Exercise aim>
Exclude the pictures and retype the entries as written.

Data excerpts
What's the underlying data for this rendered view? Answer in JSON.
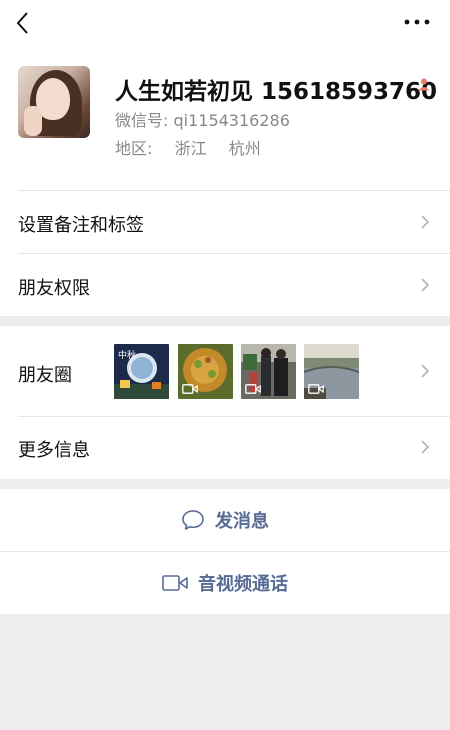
{
  "topbar": {
    "back_icon": "chevron-left-icon",
    "more_icon": "ellipsis-icon"
  },
  "profile": {
    "name": "人生如若初见 15618593760",
    "wechat_id": "微信号:  qi1154316286",
    "region_label": "地区:",
    "region_province": "浙江",
    "region_city": "杭州",
    "gender_icon": "female-person-icon",
    "gender_color": "#e87a6e"
  },
  "rows": {
    "remark_tags": "设置备注和标签",
    "friend_permissions": "朋友权限",
    "moments": "朋友圈",
    "more_info": "更多信息"
  },
  "moments_thumbs": [
    {
      "name": "moon-festival-thumb",
      "video": false
    },
    {
      "name": "food-thumb",
      "video": true
    },
    {
      "name": "street-thumb",
      "video": true
    },
    {
      "name": "river-bridge-thumb",
      "video": true
    }
  ],
  "actions": {
    "message": "发消息",
    "call": "音视频通话"
  },
  "colors": {
    "link": "#576b95",
    "background": "#ededed"
  }
}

Exercise output>
What's the underlying data for this rendered view? Answer in JSON.
{
  "topbar": {
    "back_icon": "chevron-left-icon",
    "more_icon": "ellipsis-icon"
  },
  "profile": {
    "name": "人生如若初见 15618593760",
    "wechat_id": "微信号:  qi1154316286",
    "region_label": "地区:",
    "region_province": "浙江",
    "region_city": "杭州",
    "gender_icon": "female-person-icon",
    "gender_color": "#e87a6e"
  },
  "rows": {
    "remark_tags": "设置备注和标签",
    "friend_permissions": "朋友权限",
    "moments": "朋友圈",
    "more_info": "更多信息"
  },
  "moments_thumbs": [
    {
      "name": "moon-festival-thumb",
      "video": false
    },
    {
      "name": "food-thumb",
      "video": true
    },
    {
      "name": "street-thumb",
      "video": true
    },
    {
      "name": "river-bridge-thumb",
      "video": true
    }
  ],
  "actions": {
    "message": "发消息",
    "call": "音视频通话"
  },
  "colors": {
    "link": "#576b95",
    "background": "#ededed"
  }
}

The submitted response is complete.